• _STATED EXERCISE_
All records are to be retyped faithfully and completely.

• _INPUT MATERIAL_

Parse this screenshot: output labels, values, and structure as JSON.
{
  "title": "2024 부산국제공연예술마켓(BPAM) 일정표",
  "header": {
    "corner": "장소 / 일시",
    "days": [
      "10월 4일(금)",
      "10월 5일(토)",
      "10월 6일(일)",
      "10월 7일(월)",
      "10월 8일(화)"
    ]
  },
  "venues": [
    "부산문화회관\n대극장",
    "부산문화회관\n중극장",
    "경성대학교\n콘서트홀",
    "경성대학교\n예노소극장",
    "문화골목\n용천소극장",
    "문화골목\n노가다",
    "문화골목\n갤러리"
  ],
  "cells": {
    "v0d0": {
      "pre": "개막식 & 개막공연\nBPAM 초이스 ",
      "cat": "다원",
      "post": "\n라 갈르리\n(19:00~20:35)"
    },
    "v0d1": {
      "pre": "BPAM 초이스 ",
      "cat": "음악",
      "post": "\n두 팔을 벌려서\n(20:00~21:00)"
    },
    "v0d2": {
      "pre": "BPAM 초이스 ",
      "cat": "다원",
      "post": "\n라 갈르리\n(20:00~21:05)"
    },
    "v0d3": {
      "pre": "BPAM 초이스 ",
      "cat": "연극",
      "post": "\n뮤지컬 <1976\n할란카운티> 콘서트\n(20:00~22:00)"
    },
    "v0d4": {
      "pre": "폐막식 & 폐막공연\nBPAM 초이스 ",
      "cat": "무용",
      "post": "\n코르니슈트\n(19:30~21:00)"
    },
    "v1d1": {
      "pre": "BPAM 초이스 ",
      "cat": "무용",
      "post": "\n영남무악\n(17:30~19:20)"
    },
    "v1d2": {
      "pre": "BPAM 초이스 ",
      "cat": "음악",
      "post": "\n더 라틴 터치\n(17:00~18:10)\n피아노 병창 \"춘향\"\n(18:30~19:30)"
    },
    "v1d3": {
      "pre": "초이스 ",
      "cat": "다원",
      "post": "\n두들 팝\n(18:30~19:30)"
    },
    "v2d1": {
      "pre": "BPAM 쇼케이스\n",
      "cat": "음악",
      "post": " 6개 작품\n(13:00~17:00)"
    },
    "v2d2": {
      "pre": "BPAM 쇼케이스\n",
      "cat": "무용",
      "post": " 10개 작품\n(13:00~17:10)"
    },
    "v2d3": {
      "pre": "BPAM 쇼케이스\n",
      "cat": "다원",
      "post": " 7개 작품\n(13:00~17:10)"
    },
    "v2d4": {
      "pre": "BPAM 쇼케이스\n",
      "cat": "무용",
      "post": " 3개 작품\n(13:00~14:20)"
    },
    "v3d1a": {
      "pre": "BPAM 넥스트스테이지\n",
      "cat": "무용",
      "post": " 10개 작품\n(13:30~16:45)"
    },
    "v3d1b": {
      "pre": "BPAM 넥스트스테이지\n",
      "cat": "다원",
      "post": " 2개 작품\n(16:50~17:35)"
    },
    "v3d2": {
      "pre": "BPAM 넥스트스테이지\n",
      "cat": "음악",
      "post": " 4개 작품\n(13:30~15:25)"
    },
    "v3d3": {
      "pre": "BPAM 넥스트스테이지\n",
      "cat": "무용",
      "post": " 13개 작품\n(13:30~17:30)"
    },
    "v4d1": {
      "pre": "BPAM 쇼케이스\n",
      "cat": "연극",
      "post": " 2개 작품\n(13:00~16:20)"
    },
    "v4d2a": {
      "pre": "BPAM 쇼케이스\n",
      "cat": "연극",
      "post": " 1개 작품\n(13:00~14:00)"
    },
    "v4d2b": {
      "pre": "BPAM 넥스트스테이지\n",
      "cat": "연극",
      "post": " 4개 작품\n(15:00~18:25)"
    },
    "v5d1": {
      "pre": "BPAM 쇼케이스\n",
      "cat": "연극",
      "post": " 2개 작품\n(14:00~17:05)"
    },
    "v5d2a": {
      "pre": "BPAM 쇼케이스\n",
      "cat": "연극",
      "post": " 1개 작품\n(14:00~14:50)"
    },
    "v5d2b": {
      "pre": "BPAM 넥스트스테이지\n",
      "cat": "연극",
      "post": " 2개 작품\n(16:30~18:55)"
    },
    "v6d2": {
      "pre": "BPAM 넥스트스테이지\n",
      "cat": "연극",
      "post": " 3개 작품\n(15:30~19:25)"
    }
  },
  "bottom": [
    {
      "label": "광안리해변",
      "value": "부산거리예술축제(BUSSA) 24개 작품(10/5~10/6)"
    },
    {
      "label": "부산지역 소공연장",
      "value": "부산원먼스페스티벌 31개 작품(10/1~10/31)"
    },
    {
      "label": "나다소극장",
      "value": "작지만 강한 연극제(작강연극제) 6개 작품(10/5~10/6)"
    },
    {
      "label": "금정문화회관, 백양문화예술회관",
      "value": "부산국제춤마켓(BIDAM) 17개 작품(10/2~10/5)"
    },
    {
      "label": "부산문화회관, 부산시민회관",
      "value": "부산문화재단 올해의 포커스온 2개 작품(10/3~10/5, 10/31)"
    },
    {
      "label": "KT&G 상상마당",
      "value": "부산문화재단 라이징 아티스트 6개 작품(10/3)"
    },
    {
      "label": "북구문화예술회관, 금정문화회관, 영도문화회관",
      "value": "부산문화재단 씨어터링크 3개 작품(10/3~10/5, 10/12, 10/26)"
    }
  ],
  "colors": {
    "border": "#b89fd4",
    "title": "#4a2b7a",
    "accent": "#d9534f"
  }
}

• _EXERCISE ANSWER_
Parse this screenshot: output labels, values, and structure as JSON.
{
  "title": "2024 부산국제공연예술마켓(BPAM) 일정표",
  "header": {
    "corner": "장소 / 일시",
    "days": [
      "10월 4일(금)",
      "10월 5일(토)",
      "10월 6일(일)",
      "10월 7일(월)",
      "10월 8일(화)"
    ]
  },
  "venues": [
    "부산문화회관\n대극장",
    "부산문화회관\n중극장",
    "경성대학교\n콘서트홀",
    "경성대학교\n예노소극장",
    "문화골목\n용천소극장",
    "문화골목\n노가다",
    "문화골목\n갤러리"
  ],
  "cells": {
    "v0d0": {
      "pre": "개막식 & 개막공연\nBPAM 초이스 ",
      "cat": "다원",
      "post": "\n라 갈르리\n(19:00~20:35)"
    },
    "v0d1": {
      "pre": "BPAM 초이스 ",
      "cat": "음악",
      "post": "\n두 팔을 벌려서\n(20:00~21:00)"
    },
    "v0d2": {
      "pre": "BPAM 초이스 ",
      "cat": "다원",
      "post": "\n라 갈르리\n(20:00~21:05)"
    },
    "v0d3": {
      "pre": "BPAM 초이스 ",
      "cat": "연극",
      "post": "\n뮤지컬 <1976\n할란카운티> 콘서트\n(20:00~22:00)"
    },
    "v0d4": {
      "pre": "폐막식 & 폐막공연\nBPAM 초이스 ",
      "cat": "무용",
      "post": "\n코르니슈트\n(19:30~21:00)"
    },
    "v1d1": {
      "pre": "BPAM 초이스 ",
      "cat": "무용",
      "post": "\n영남무악\n(17:30~19:20)"
    },
    "v1d2": {
      "pre": "BPAM 초이스 ",
      "cat": "음악",
      "post": "\n더 라틴 터치\n(17:00~18:10)\n피아노 병창 \"춘향\"\n(18:30~19:30)"
    },
    "v1d3": {
      "pre": "초이스 ",
      "cat": "다원",
      "post": "\n두들 팝\n(18:30~19:30)"
    },
    "v2d1": {
      "pre": "BPAM 쇼케이스\n",
      "cat": "음악",
      "post": " 6개 작품\n(13:00~17:00)"
    },
    "v2d2": {
      "pre": "BPAM 쇼케이스\n",
      "cat": "무용",
      "post": " 10개 작품\n(13:00~17:10)"
    },
    "v2d3": {
      "pre": "BPAM 쇼케이스\n",
      "cat": "다원",
      "post": " 7개 작품\n(13:00~17:10)"
    },
    "v2d4": {
      "pre": "BPAM 쇼케이스\n",
      "cat": "무용",
      "post": " 3개 작품\n(13:00~14:20)"
    },
    "v3d1a": {
      "pre": "BPAM 넥스트스테이지\n",
      "cat": "무용",
      "post": " 10개 작품\n(13:30~16:45)"
    },
    "v3d1b": {
      "pre": "BPAM 넥스트스테이지\n",
      "cat": "다원",
      "post": " 2개 작품\n(16:50~17:35)"
    },
    "v3d2": {
      "pre": "BPAM 넥스트스테이지\n",
      "cat": "음악",
      "post": " 4개 작품\n(13:30~15:25)"
    },
    "v3d3": {
      "pre": "BPAM 넥스트스테이지\n",
      "cat": "무용",
      "post": " 13개 작품\n(13:30~17:30)"
    },
    "v4d1": {
      "pre": "BPAM 쇼케이스\n",
      "cat": "연극",
      "post": " 2개 작품\n(13:00~16:20)"
    },
    "v4d2a": {
      "pre": "BPAM 쇼케이스\n",
      "cat": "연극",
      "post": " 1개 작품\n(13:00~14:00)"
    },
    "v4d2b": {
      "pre": "BPAM 넥스트스테이지\n",
      "cat": "연극",
      "post": " 4개 작품\n(15:00~18:25)"
    },
    "v5d1": {
      "pre": "BPAM 쇼케이스\n",
      "cat": "연극",
      "post": " 2개 작품\n(14:00~17:05)"
    },
    "v5d2a": {
      "pre": "BPAM 쇼케이스\n",
      "cat": "연극",
      "post": " 1개 작품\n(14:00~14:50)"
    },
    "v5d2b": {
      "pre": "BPAM 넥스트스테이지\n",
      "cat": "연극",
      "post": " 2개 작품\n(16:30~18:55)"
    },
    "v6d2": {
      "pre": "BPAM 넥스트스테이지\n",
      "cat": "연극",
      "post": " 3개 작품\n(15:30~19:25)"
    }
  },
  "bottom": [
    {
      "label": "광안리해변",
      "value": "부산거리예술축제(BUSSA) 24개 작품(10/5~10/6)"
    },
    {
      "label": "부산지역 소공연장",
      "value": "부산원먼스페스티벌 31개 작품(10/1~10/31)"
    },
    {
      "label": "나다소극장",
      "value": "작지만 강한 연극제(작강연극제) 6개 작품(10/5~10/6)"
    },
    {
      "label": "금정문화회관, 백양문화예술회관",
      "value": "부산국제춤마켓(BIDAM) 17개 작품(10/2~10/5)"
    },
    {
      "label": "부산문화회관, 부산시민회관",
      "value": "부산문화재단 올해의 포커스온 2개 작품(10/3~10/5, 10/31)"
    },
    {
      "label": "KT&G 상상마당",
      "value": "부산문화재단 라이징 아티스트 6개 작품(10/3)"
    },
    {
      "label": "북구문화예술회관, 금정문화회관, 영도문화회관",
      "value": "부산문화재단 씨어터링크 3개 작품(10/3~10/5, 10/12, 10/26)"
    }
  ],
  "colors": {
    "border": "#b89fd4",
    "title": "#4a2b7a",
    "accent": "#d9534f"
  }
}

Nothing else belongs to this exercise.